[Records from a collection of figures]
====
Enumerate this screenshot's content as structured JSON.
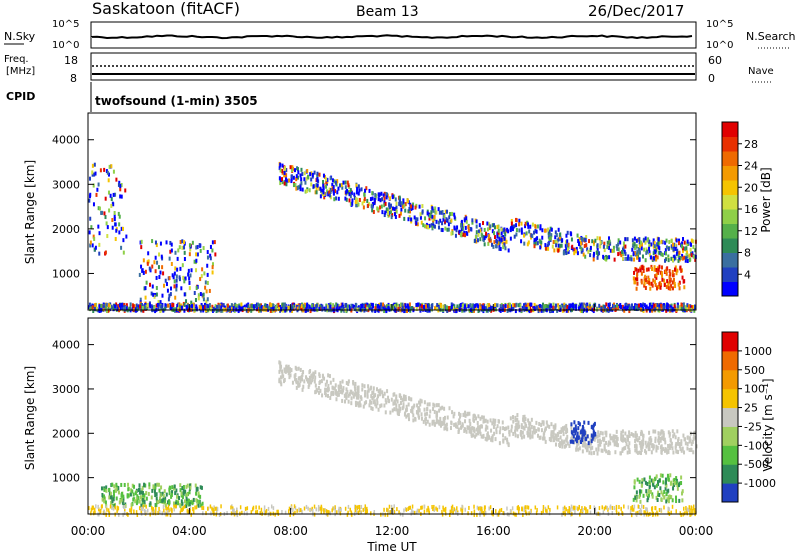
{
  "header": {
    "station": "Saskatoon (fitACF)",
    "beam": "Beam 13",
    "date": "26/Dec/2017"
  },
  "top_panels": {
    "nsky": {
      "label": "N.Sky",
      "left_ticks": [
        "10^5",
        "10^0"
      ],
      "right_label": "N.Search",
      "right_ticks": [
        "10^5",
        "10^0"
      ]
    },
    "freq": {
      "label_line1": "Freq.",
      "label_line2": "[MHz]",
      "left_ticks": [
        "18",
        "8"
      ],
      "right_label": "Nave",
      "right_ticks": [
        "60",
        "0"
      ]
    },
    "cpid": {
      "label": "CPID",
      "text": "twofsound (1-min) 3505"
    }
  },
  "chart_data": [
    {
      "type": "heatmap",
      "title": "",
      "ylabel": "Slant Range [km]",
      "y_ticks": [
        "4000",
        "3000",
        "2000",
        "1000"
      ],
      "ylim": [
        180,
        4600
      ],
      "xlim_hours": [
        0,
        24
      ],
      "colorbar": {
        "label": "Power [dB]",
        "ticks": [
          "28",
          "24",
          "20",
          "16",
          "12",
          "8",
          "4"
        ],
        "colors": [
          "#0000ff",
          "#2040c0",
          "#3a6fa0",
          "#2e8b57",
          "#55b04a",
          "#8fd048",
          "#d0e040",
          "#f5c400",
          "#f49a00",
          "#ef6a00",
          "#e83000",
          "#e00000"
        ]
      },
      "features": [
        {
          "name": "morning echoes",
          "t_start": 0.0,
          "t_end": 1.5,
          "range_start": 1400,
          "range_end": 3500
        },
        {
          "name": "dawn band",
          "t_start": 2.0,
          "t_end": 5.0,
          "range_start": 300,
          "range_end": 1800
        },
        {
          "name": "main descending band",
          "t_start": 7.5,
          "t_end": 24.0,
          "range_start": 900,
          "range_end": 3300
        },
        {
          "name": "evening high power",
          "t_start": 21.5,
          "t_end": 23.5,
          "range_start": 700,
          "range_end": 1200
        },
        {
          "name": "near-range clutter",
          "t_start": 0.0,
          "t_end": 24.0,
          "range_start": 200,
          "range_end": 350
        }
      ]
    },
    {
      "type": "heatmap",
      "title": "",
      "ylabel": "Slant Range [km]",
      "y_ticks": [
        "4000",
        "3000",
        "2000",
        "1000"
      ],
      "ylim": [
        180,
        4600
      ],
      "xlim_hours": [
        0,
        24
      ],
      "xlabel": "Time UT",
      "x_ticks": [
        "00:00",
        "04:00",
        "08:00",
        "12:00",
        "16:00",
        "20:00",
        "00:00"
      ],
      "colorbar": {
        "label": "Velocity [m s⁻¹]",
        "ticks": [
          "1000",
          "500",
          "100",
          "25",
          "-25",
          "-100",
          "-500",
          "-1000"
        ],
        "colors": [
          "#2040c0",
          "#2e8b57",
          "#55c040",
          "#a0d060",
          "#c8c8c0",
          "#f5c400",
          "#f49a00",
          "#ef6a00",
          "#e00000"
        ]
      },
      "features": [
        {
          "name": "main band (ground scatter grey)",
          "t_start": 7.5,
          "t_end": 24.0,
          "range_start": 1200,
          "range_end": 3400
        },
        {
          "name": "dawn green echoes",
          "t_start": 0.5,
          "t_end": 4.5,
          "range_start": 400,
          "range_end": 900
        },
        {
          "name": "evening green echoes",
          "t_start": 21.5,
          "t_end": 23.5,
          "range_start": 500,
          "range_end": 1100
        },
        {
          "name": "evening blue patch",
          "t_start": 19.0,
          "t_end": 20.0,
          "range_start": 1800,
          "range_end": 2300
        }
      ]
    }
  ]
}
====
[YOUR OBJECTIVE]
Count each line where the string "band" occurs, and write only the number.

[CORRECT ANSWER]
3